◆ **Kutipan Terpilih**
********************

Dampak Krisis Sri Lanka dan Perang Ukraina, Indonesia Dihantui Resesi dan Stagflasi?
ERA.id - Kondisi perekonomian dan geopolitik global pasca COVID-19 masih menyisakan sejumlah tantangan. Mulai dari konflik Ukraina vs Rusia, mundurnya Boris Johnson dari kursi Perdana Menteri (PM) Inggris, hingga aksi protes rakyat Sri Lanka yang menyebabkan Presiden Gotabaya Rajapaksa melepaskan jabatannya.
Alih-alih memulihkan rantai pasok global usai pandemi, perang di Ukraina justru mengakibatkan stagflasi yang ditandai oleh kenaikan harga-harga kebutuhan pokok di banyak negara. Krisis ekonomi ini disinyalir dapat memantik gejolak politik dan mengganggu stabilitas pemerintahan di dalam negeri.
Sementara di Inggris, kondisi ekonomi memburuk akibat inflasi yang hampir mencapai dua digit. Setelah lebih dari 50 pejabat pemerintahannya mengundurkan diri, PM Inggris Boris Johnson akhirnya mundur pada 7 Juli 2022.
Krisis ekonomi juga melanda Sri Lanka yang bahkan meluas menjadi krisis kemanusiaan. Hal itu memicu pendudukan atas Istana Kepresidenan pada 9 Juli lalu hingga menyebabkan Presiden Rajapaksa akhirnya mundur setelah melarikan diri.

********************

◆ **Entri data hasil ekstraksi**
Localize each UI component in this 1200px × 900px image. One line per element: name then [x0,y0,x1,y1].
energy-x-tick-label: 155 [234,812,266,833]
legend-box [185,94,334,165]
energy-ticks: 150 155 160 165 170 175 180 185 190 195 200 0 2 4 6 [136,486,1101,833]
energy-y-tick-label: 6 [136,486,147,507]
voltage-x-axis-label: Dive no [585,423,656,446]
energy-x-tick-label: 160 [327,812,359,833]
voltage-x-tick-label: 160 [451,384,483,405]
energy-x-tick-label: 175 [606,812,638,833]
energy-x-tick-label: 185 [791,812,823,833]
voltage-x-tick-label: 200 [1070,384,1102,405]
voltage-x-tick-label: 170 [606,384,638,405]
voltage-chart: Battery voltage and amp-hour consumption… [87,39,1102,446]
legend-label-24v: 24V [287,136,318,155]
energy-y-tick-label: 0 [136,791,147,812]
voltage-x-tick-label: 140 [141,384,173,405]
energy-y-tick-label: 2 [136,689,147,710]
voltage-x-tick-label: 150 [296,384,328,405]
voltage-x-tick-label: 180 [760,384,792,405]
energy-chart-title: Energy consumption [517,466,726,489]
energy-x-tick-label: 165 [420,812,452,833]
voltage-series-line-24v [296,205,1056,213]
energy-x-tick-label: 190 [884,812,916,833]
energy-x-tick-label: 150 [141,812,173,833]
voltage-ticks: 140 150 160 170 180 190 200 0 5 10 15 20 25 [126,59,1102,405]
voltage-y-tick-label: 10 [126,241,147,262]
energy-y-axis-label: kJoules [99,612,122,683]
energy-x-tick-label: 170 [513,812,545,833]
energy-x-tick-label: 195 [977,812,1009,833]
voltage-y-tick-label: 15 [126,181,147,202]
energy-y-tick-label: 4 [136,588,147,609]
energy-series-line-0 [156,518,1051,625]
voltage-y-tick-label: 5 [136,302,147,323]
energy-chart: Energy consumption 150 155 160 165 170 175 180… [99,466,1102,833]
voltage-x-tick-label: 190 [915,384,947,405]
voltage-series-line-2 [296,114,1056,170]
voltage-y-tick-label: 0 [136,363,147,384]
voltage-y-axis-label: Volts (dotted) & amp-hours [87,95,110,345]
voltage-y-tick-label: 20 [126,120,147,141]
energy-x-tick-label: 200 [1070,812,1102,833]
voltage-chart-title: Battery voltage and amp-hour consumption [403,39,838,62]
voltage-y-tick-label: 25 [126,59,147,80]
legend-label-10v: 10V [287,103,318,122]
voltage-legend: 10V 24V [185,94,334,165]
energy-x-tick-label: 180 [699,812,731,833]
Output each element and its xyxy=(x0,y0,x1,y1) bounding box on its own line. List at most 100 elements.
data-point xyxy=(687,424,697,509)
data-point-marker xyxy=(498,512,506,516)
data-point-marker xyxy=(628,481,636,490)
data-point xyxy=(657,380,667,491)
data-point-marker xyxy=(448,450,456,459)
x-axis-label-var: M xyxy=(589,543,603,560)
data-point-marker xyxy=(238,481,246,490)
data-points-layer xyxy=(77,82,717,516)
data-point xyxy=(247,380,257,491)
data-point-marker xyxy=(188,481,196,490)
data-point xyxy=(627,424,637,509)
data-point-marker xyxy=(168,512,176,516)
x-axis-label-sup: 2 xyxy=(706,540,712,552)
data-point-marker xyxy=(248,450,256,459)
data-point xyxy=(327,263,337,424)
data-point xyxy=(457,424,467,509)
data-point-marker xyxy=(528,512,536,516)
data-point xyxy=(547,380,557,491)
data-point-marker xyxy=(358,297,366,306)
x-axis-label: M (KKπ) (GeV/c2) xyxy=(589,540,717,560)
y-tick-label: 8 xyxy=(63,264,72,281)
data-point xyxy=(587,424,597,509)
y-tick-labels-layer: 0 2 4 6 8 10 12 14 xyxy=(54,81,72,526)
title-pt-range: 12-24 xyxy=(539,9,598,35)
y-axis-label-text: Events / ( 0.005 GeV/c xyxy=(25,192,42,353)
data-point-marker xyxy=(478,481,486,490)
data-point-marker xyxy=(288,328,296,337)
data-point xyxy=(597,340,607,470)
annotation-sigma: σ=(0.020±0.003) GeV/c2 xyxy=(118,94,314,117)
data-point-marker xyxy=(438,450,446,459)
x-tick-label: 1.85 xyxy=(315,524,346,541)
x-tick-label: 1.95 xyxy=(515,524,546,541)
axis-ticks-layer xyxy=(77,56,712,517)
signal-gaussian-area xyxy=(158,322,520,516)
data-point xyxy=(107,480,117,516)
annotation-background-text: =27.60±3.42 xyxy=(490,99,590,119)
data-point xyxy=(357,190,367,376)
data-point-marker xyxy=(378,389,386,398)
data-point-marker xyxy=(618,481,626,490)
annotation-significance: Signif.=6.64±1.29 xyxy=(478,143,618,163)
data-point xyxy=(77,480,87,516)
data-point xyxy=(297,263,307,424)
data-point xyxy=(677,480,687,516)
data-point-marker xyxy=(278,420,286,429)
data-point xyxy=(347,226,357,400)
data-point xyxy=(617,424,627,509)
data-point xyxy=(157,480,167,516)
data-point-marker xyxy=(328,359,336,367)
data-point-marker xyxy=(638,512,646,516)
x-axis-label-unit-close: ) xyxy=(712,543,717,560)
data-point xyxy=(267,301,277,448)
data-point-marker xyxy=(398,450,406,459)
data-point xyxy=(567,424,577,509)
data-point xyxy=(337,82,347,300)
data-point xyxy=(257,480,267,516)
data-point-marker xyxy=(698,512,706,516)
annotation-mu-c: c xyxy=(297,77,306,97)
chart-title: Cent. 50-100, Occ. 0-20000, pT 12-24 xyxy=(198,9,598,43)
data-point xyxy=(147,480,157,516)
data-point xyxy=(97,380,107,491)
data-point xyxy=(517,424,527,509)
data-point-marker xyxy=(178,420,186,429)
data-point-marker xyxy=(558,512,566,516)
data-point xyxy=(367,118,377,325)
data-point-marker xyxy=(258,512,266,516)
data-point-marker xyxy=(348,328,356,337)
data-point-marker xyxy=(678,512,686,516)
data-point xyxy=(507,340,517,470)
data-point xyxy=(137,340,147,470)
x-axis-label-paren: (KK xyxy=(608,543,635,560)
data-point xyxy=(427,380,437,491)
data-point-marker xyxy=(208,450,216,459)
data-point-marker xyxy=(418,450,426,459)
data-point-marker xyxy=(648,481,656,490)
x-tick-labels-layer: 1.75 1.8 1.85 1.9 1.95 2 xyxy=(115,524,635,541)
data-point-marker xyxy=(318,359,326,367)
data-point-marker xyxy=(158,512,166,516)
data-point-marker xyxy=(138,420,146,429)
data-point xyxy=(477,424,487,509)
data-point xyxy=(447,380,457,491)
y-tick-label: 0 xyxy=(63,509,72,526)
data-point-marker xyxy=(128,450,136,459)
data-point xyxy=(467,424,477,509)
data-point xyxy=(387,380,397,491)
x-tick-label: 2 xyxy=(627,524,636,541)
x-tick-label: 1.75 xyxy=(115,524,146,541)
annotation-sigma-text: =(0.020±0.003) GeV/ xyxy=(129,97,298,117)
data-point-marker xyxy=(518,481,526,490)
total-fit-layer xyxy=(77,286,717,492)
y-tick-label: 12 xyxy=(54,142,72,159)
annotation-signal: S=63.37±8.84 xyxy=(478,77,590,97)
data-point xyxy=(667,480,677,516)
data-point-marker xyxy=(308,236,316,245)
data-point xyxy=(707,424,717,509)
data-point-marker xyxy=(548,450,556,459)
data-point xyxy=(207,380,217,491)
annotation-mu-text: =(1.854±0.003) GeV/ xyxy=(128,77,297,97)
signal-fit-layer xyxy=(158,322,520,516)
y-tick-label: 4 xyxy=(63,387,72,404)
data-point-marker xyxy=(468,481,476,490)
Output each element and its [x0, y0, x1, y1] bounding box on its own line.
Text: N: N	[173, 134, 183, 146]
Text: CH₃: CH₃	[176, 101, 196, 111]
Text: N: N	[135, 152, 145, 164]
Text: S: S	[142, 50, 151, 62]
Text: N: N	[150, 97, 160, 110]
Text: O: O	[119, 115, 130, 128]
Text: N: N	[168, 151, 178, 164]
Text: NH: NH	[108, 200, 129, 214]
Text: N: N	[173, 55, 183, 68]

********************

◆ **Tugas yang Dikerjakan**
1. Sebutkan semua nama negara yang muncul dalam kutipan terpilih, termasuk pada judulnya.
2. Salin dari kutipan terpilih bagian mulai dari "Dampak Krisis Sri" sampai dengan "di dalam negeri." tanpa perubahan apa pun.

◆ **Jawaban Tugas**
1. Sri Lanka, Ukraina, Indonesia, Rusia, Inggris

2.
Dampak Krisis Sri Lanka dan Perang Ukraina, Indonesia Dihantui Resesi dan Stagflasi?
ERA.id - Kondisi perekonomian dan geopolitik global pasca COVID-19 masih menyisakan sejumlah tantangan. Mulai dari konflik Ukraina vs Rusia, mundurnya Boris Johnson dari kursi Perdana Menteri (PM) Inggris, hingga aksi protes rakyat Sri Lanka yang menyebabkan Presiden Gotabaya Rajapaksa melepaskan jabatannya.
Alih-alih memulihkan rantai pasok global usai pandemi, perang di Ukraina justru mengakibatkan stagflasi yang ditandai oleh kenaikan harga-harga kebutuhan pokok di banyak negara. Krisis ekonomi ini disinyalir dapat memantik gejolak politik dan mengganggu stabilitas pemerintahan di dalam negeri.